WRITTEN PROBLEM
Can you quote the Pynchon and Larroquette article word for word, starting at "An item that" and ending at "to beggar belief."?

EXTRACTED TEXT
____
An item that caught my eye in a Sunday issue of the Los Angeles Times 20 years ago remains the strangest story I’ve yet come across in the entertainment section of a newspaper. It said that the novelist Thomas Pynchon, who has never consented to be photographed or interviewed by a journalist in his adult life (unless this 2001 Japanese Playboy interview is authentic), had given script notes to John Larroquette of Night Court fame for an episode of the actor’s new TV series. Stranger still, one of these notes revealed Pynchon’s preference for the great rock’n'roll singer Roky Erickson over Willy DeVille. What a marvelous time to be alive, I thought, with what remained of my mind. Remember, this was ten years before Pynchon appeared in an episode of The Simpsons looking like the Unknown Comic, and in company so incongruous as to beggar belief.

Unlike some sitcom actors you could name, Larroquette likes to read books. (He has an impressive collection of first editions with a particular focus on the work of Samuel Beckett.) For one episode in the first season of The John Larroquette Show, in which Larroquette played John Hemingway, the alcoholic manager of a bus station in St. Louis, the actor had an idea for a story about Pynchon. He sent the script to Pynchon’s agent—who I believe must have been Melanie Jackson, to whom Pynchon has been married since 1990—and the author obligingly replied. I’ve never seen the episode, “Newcomer,” which had aired several months before the article appeared, but I hold out hope it will turn up on YouTube.

Here’s the meat of the story reported by the Times:

Pynchon has a special love for the losers lost on the wayside of the American dream. So co-executive producer Larroquette decided to feature Pynchon in a script and sent the work-in-progress to Pynchon’s agent for approval.
____
DATASET EXCERPT
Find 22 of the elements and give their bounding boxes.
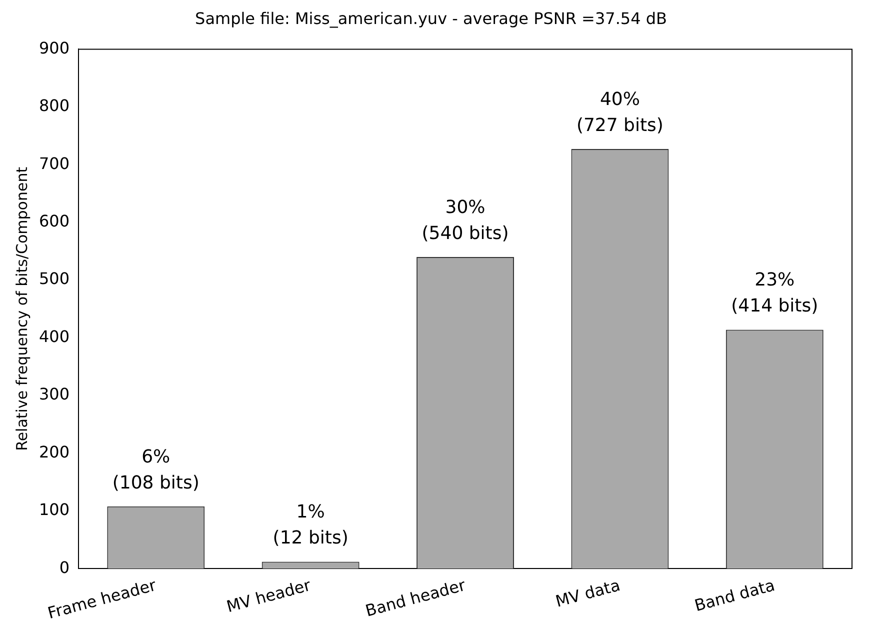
____
SOLUTION TO THE EXERCISE
An item that caught my eye in a Sunday issue of the Los Angeles Times 20 years ago remains the strangest story I’ve yet come across in the entertainment section of a newspaper. It said that the novelist Thomas Pynchon, who has never consented to be photographed or interviewed by a journalist in his adult life (unless this 2001 Japanese Playboy interview is authentic), had given script notes to John Larroquette of Night Court fame for an episode of the actor’s new TV series. Stranger still, one of these notes revealed Pynchon’s preference for the great rock’n'roll singer Roky Erickson over Willy DeVille. What a marvelous time to be alive, I thought, with what remained of my mind. Remember, this was ten years before Pynchon appeared in an episode of The Simpsons looking like the Unknown Comic, and in company so incongruous as to beggar belief.